**Task to carry out**
Say how many lines in the material below include "What". The answer is the number alone.

···

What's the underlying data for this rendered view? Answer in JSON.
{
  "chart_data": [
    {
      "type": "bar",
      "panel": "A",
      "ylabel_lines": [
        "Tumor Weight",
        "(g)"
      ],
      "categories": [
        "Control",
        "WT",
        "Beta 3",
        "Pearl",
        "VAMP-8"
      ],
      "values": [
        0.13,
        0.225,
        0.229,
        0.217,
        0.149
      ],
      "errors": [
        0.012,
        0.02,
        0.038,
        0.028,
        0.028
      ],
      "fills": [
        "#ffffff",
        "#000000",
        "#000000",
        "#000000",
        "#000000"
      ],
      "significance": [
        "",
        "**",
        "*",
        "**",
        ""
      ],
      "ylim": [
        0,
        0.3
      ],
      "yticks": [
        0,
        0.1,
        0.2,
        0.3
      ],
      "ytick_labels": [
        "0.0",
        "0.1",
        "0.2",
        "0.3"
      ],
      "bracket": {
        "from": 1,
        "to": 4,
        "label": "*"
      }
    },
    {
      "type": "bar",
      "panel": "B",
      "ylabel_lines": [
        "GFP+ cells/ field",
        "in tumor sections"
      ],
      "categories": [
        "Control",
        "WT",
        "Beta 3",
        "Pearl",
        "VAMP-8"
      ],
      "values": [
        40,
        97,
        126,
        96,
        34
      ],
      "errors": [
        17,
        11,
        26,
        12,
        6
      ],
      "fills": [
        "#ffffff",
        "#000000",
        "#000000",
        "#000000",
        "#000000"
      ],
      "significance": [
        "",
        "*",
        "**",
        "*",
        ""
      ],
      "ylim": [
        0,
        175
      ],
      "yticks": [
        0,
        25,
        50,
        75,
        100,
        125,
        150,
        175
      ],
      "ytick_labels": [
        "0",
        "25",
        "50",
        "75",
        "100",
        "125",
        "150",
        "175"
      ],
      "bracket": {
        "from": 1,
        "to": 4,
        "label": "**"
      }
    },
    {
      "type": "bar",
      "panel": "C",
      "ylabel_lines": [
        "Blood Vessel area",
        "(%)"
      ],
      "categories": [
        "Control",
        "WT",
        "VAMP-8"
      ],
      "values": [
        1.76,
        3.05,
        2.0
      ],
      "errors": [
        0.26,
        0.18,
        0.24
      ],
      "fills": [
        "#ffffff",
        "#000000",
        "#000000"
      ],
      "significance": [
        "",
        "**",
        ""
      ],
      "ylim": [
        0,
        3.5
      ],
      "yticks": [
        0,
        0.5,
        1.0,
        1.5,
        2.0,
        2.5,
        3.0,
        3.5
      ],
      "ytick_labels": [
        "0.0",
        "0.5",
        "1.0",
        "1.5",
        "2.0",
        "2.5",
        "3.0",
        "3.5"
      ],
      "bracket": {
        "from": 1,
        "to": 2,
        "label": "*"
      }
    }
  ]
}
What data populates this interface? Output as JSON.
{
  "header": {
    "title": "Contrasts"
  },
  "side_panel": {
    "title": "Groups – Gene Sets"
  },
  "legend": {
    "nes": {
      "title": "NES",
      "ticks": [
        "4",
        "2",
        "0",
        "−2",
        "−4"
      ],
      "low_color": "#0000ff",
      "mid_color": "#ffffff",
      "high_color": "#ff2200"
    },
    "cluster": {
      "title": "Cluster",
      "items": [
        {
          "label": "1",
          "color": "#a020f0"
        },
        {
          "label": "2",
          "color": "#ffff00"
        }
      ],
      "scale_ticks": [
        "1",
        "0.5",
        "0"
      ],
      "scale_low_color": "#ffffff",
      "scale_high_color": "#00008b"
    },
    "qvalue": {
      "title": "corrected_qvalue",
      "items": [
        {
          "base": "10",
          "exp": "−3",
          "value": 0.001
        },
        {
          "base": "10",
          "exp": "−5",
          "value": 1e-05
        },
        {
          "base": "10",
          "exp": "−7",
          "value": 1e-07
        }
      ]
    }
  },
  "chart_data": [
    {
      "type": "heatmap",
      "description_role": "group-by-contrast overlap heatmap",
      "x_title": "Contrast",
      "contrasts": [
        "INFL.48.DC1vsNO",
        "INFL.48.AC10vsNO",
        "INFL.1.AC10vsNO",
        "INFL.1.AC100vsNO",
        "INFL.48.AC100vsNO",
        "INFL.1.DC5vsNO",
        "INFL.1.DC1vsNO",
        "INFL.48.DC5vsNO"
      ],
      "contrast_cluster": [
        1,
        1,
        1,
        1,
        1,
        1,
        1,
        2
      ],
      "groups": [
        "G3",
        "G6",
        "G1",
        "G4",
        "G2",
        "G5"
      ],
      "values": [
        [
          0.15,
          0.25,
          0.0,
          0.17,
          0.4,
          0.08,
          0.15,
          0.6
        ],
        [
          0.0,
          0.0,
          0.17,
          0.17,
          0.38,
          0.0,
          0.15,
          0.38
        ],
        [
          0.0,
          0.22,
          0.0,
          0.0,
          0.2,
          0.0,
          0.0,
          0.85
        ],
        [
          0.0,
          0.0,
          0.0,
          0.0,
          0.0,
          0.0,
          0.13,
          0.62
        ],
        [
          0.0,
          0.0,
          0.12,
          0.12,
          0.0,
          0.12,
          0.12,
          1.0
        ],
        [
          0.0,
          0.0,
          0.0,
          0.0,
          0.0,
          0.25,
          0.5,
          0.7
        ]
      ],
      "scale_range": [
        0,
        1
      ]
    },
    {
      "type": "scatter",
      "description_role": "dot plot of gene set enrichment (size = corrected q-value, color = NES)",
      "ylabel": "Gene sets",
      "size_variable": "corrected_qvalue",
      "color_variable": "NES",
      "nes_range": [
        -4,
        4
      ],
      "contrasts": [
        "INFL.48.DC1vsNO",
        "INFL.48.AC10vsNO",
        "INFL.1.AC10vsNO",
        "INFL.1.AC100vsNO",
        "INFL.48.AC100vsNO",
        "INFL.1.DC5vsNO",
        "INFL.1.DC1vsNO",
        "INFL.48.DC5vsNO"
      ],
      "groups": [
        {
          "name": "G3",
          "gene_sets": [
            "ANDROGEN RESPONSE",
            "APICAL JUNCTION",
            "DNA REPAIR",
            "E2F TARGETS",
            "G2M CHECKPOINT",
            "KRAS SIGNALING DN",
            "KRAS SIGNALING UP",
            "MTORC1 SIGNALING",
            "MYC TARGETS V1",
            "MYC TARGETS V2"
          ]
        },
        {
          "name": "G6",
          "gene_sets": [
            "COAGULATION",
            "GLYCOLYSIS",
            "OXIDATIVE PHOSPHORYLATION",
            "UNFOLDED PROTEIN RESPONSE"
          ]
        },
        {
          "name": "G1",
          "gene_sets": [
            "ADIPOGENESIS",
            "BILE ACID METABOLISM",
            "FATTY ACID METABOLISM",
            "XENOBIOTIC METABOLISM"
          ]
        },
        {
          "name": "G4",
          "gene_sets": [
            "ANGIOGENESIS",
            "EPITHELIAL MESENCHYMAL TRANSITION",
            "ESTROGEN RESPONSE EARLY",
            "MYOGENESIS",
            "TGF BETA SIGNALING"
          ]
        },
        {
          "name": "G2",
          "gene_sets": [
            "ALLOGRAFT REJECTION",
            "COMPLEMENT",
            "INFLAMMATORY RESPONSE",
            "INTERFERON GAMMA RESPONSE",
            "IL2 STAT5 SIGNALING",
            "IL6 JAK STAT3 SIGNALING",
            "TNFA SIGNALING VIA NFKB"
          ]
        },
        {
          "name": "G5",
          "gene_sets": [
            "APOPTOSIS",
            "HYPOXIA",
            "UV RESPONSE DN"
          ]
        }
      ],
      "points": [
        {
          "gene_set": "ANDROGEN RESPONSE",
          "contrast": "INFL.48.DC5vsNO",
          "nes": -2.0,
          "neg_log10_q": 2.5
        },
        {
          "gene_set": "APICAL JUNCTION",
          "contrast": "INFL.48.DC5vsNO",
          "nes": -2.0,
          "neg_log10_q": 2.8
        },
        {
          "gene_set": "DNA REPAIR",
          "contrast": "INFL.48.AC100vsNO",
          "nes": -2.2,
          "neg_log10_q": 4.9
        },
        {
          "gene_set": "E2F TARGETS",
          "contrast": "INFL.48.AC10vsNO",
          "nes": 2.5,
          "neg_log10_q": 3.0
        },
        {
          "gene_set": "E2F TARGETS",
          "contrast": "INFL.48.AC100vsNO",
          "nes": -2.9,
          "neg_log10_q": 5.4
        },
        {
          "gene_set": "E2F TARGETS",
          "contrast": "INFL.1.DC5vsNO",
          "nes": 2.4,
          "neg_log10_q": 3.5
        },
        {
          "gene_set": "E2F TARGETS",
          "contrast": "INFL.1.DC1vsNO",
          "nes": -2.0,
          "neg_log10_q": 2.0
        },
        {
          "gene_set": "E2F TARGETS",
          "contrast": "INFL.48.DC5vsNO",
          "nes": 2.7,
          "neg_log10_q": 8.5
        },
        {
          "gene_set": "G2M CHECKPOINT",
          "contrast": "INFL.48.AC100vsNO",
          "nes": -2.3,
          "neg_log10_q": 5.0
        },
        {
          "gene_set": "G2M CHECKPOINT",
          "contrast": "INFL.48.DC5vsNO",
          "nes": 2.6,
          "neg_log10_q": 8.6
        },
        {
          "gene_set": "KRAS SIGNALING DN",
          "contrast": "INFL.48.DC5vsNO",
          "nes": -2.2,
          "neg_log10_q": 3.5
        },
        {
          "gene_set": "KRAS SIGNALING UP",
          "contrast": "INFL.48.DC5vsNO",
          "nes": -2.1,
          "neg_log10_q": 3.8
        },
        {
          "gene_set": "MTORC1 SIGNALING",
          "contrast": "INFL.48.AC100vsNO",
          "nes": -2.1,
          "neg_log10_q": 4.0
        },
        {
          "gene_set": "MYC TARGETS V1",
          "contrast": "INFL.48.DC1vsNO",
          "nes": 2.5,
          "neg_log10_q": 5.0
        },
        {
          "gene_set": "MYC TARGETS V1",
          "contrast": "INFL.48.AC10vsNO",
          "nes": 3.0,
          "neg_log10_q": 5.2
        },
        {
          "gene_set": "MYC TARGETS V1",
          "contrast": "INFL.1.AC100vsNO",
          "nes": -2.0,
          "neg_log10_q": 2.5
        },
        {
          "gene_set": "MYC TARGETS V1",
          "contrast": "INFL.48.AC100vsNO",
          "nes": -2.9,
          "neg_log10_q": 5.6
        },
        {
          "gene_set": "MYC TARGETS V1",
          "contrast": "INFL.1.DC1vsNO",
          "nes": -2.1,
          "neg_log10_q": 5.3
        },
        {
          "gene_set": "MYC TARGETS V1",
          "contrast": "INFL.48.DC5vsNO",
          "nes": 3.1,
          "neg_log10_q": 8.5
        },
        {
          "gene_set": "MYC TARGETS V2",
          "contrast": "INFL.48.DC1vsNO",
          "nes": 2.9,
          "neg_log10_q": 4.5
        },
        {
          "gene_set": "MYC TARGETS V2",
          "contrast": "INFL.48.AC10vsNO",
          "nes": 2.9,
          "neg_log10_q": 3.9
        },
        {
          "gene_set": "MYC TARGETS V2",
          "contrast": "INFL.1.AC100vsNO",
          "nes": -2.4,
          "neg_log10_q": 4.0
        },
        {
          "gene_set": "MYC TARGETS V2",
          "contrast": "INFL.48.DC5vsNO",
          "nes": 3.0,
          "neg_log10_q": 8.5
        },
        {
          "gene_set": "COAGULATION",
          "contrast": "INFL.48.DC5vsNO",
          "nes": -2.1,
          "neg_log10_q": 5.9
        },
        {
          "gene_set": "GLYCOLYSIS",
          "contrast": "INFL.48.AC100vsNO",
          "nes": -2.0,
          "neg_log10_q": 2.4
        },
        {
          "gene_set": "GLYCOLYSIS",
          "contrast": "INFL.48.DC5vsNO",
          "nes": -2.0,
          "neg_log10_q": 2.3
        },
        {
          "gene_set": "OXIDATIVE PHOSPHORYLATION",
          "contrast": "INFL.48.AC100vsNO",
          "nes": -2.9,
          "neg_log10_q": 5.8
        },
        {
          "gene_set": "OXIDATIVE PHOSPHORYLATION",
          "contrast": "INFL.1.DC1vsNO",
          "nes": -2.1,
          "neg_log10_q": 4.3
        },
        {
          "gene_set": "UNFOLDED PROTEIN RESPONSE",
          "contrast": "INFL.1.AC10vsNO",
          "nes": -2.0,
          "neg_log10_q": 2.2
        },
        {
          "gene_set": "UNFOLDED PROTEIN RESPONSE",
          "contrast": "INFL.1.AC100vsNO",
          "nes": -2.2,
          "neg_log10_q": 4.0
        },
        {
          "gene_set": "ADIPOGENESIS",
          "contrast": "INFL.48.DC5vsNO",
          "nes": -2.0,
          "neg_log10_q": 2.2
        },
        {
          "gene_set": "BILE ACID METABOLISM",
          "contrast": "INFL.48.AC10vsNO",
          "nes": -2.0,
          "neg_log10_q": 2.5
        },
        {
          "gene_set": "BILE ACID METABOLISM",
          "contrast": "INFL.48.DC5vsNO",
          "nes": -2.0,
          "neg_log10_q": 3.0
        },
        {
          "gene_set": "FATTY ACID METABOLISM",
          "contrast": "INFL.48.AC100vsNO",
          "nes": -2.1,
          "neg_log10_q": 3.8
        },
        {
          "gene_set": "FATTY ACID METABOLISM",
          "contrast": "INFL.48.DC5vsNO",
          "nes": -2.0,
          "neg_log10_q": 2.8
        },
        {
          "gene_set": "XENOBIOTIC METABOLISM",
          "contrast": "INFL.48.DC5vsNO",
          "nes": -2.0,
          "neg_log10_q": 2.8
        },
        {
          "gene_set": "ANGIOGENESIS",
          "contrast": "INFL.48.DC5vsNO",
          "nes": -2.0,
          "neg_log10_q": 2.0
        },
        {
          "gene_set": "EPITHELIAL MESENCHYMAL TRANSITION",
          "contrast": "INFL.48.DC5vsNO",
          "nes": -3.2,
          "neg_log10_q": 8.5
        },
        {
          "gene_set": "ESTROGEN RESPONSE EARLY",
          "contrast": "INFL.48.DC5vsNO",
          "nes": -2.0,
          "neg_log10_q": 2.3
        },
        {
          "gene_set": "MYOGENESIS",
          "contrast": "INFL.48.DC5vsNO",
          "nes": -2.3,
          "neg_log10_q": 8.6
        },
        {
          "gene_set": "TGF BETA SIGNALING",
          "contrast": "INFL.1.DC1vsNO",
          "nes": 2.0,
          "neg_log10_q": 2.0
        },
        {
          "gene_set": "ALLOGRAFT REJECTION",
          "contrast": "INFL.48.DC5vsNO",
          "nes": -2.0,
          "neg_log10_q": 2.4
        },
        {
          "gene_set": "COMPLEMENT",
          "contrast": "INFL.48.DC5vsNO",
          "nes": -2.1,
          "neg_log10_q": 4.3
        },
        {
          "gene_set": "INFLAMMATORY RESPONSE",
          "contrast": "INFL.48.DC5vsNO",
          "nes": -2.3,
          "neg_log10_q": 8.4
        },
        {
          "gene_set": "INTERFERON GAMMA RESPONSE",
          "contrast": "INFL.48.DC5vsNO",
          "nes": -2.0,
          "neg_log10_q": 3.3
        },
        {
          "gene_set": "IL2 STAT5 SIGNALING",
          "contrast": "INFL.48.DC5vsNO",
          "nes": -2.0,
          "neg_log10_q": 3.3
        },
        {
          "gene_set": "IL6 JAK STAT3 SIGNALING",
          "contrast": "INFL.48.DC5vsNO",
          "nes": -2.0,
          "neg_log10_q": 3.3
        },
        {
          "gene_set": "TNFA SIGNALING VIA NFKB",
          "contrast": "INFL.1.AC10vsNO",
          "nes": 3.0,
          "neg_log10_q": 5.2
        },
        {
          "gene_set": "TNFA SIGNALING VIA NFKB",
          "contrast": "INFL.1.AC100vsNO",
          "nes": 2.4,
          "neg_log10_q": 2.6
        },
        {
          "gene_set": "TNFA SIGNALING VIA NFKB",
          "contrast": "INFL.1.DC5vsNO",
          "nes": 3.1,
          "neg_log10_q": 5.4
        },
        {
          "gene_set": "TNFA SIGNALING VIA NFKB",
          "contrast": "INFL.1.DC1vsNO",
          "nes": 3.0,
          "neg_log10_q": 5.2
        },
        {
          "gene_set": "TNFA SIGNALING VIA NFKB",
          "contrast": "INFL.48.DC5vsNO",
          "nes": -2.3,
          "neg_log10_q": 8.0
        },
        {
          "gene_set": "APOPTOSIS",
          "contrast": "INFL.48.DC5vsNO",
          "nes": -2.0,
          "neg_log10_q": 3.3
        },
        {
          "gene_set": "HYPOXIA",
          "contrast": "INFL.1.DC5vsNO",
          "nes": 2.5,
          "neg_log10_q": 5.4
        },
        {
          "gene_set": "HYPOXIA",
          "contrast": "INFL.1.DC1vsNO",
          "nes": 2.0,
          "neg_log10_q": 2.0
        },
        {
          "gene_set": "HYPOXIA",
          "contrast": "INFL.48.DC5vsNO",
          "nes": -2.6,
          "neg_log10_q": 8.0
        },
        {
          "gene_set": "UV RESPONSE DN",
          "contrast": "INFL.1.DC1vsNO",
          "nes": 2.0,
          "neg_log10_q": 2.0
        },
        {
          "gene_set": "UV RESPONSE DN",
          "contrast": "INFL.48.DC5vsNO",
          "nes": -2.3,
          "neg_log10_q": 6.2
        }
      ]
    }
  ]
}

···

**The answer**
2